[Dataset records]

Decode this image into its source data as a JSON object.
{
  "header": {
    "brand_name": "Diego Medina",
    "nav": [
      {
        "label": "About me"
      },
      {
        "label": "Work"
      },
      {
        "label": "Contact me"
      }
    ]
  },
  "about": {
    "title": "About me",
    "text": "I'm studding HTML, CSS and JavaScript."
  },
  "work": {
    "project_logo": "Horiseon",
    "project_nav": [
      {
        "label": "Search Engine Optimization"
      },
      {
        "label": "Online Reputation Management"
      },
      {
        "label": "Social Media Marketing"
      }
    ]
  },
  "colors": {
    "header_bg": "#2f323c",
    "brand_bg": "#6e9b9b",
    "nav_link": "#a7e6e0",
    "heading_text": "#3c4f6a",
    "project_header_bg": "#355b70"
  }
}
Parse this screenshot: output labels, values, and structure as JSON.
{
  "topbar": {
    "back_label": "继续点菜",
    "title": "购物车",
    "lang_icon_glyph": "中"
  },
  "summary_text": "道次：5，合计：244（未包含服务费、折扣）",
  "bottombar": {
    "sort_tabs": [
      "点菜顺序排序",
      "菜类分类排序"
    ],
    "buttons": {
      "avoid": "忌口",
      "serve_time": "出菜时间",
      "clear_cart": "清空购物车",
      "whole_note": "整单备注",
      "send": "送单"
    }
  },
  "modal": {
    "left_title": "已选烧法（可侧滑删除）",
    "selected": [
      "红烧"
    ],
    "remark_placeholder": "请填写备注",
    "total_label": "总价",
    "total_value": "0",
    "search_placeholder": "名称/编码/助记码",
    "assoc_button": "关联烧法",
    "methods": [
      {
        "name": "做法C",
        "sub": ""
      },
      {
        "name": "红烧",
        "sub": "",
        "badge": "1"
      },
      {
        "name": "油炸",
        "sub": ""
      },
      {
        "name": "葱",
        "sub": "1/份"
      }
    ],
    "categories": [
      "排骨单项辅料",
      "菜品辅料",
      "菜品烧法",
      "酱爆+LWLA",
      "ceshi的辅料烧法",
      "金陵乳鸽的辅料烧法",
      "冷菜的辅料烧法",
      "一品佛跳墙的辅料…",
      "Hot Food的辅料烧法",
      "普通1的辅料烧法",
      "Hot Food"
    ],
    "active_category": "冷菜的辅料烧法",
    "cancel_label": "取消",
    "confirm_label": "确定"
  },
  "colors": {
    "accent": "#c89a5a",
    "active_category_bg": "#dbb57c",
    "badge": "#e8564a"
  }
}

[Exercise prompt] Set down each entry again, unchanged.

[Solution for this exercise]
Decode this image into its source data as a JSON object.
{
  "header": {
    "brand_name": "Diego Medina",
    "nav": [
      {
        "label": "About me"
      },
      {
        "label": "Work"
      },
      {
        "label": "Contact me"
      }
    ]
  },
  "about": {
    "title": "About me",
    "text": "I'm studding HTML, CSS and JavaScript."
  },
  "work": {
    "project_logo": "Horiseon",
    "project_nav": [
      {
        "label": "Search Engine Optimization"
      },
      {
        "label": "Online Reputation Management"
      },
      {
        "label": "Social Media Marketing"
      }
    ]
  },
  "colors": {
    "header_bg": "#2f323c",
    "brand_bg": "#6e9b9b",
    "nav_link": "#a7e6e0",
    "heading_text": "#3c4f6a",
    "project_header_bg": "#355b70"
  }
}
Parse this screenshot: output labels, values, and structure as JSON.
{
  "topbar": {
    "back_label": "继续点菜",
    "title": "购物车",
    "lang_icon_glyph": "中"
  },
  "summary_text": "道次：5，合计：244（未包含服务费、折扣）",
  "bottombar": {
    "sort_tabs": [
      "点菜顺序排序",
      "菜类分类排序"
    ],
    "buttons": {
      "avoid": "忌口",
      "serve_time": "出菜时间",
      "clear_cart": "清空购物车",
      "whole_note": "整单备注",
      "send": "送单"
    }
  },
  "modal": {
    "left_title": "已选烧法（可侧滑删除）",
    "selected": [
      "红烧"
    ],
    "remark_placeholder": "请填写备注",
    "total_label": "总价",
    "total_value": "0",
    "search_placeholder": "名称/编码/助记码",
    "assoc_button": "关联烧法",
    "methods": [
      {
        "name": "做法C",
        "sub": ""
      },
      {
        "name": "红烧",
        "sub": "",
        "badge": "1"
      },
      {
        "name": "油炸",
        "sub": ""
      },
      {
        "name": "葱",
        "sub": "1/份"
      }
    ],
    "categories": [
      "排骨单项辅料",
      "菜品辅料",
      "菜品烧法",
      "酱爆+LWLA",
      "ceshi的辅料烧法",
      "金陵乳鸽的辅料烧法",
      "冷菜的辅料烧法",
      "一品佛跳墙的辅料…",
      "Hot Food的辅料烧法",
      "普通1的辅料烧法",
      "Hot Food"
    ],
    "active_category": "冷菜的辅料烧法",
    "cancel_label": "取消",
    "confirm_label": "确定"
  },
  "colors": {
    "accent": "#c89a5a",
    "active_category_bg": "#dbb57c",
    "badge": "#e8564a"
  }
}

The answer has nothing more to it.